--- Start MATERIAL TO PROCESS ---

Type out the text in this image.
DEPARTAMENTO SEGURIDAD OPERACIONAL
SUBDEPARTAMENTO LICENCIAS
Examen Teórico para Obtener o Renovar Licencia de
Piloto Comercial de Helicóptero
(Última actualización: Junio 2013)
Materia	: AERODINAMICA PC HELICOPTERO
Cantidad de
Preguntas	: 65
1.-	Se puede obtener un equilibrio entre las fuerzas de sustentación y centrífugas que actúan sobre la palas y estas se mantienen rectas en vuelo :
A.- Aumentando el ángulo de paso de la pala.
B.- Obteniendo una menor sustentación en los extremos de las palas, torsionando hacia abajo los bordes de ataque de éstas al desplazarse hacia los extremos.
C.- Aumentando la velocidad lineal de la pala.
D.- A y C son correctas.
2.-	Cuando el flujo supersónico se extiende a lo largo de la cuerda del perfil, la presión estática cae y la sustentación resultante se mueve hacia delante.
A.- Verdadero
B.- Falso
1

--- End MATERIAL TO PROCESS ---

• WHAT THE EXERCISE ASKS: Restate the listing in full, word for word.

• COMPLETE ANSWER:
Type out the text in this image.
DEPARTAMENTO SEGURIDAD OPERACIONAL
SUBDEPARTAMENTO LICENCIAS
Examen Teórico para Obtener o Renovar Licencia de
Piloto Comercial de Helicóptero
(Última actualización: Junio 2013)
Materia	: AERODINAMICA PC HELICOPTERO
Cantidad de
Preguntas	: 65
1.-	Se puede obtener un equilibrio entre las fuerzas de sustentación y centrífugas que actúan sobre la palas y estas se mantienen rectas en vuelo :
A.- Aumentando el ángulo de paso de la pala.
B.- Obteniendo una menor sustentación en los extremos de las palas, torsionando hacia abajo los bordes de ataque de éstas al desplazarse hacia los extremos.
C.- Aumentando la velocidad lineal de la pala.
D.- A y C son correctas.
2.-	Cuando el flujo supersónico se extiende a lo largo de la cuerda del perfil, la presión estática cae y la sustentación resultante se mueve hacia delante.
A.- Verdadero
B.- Falso
1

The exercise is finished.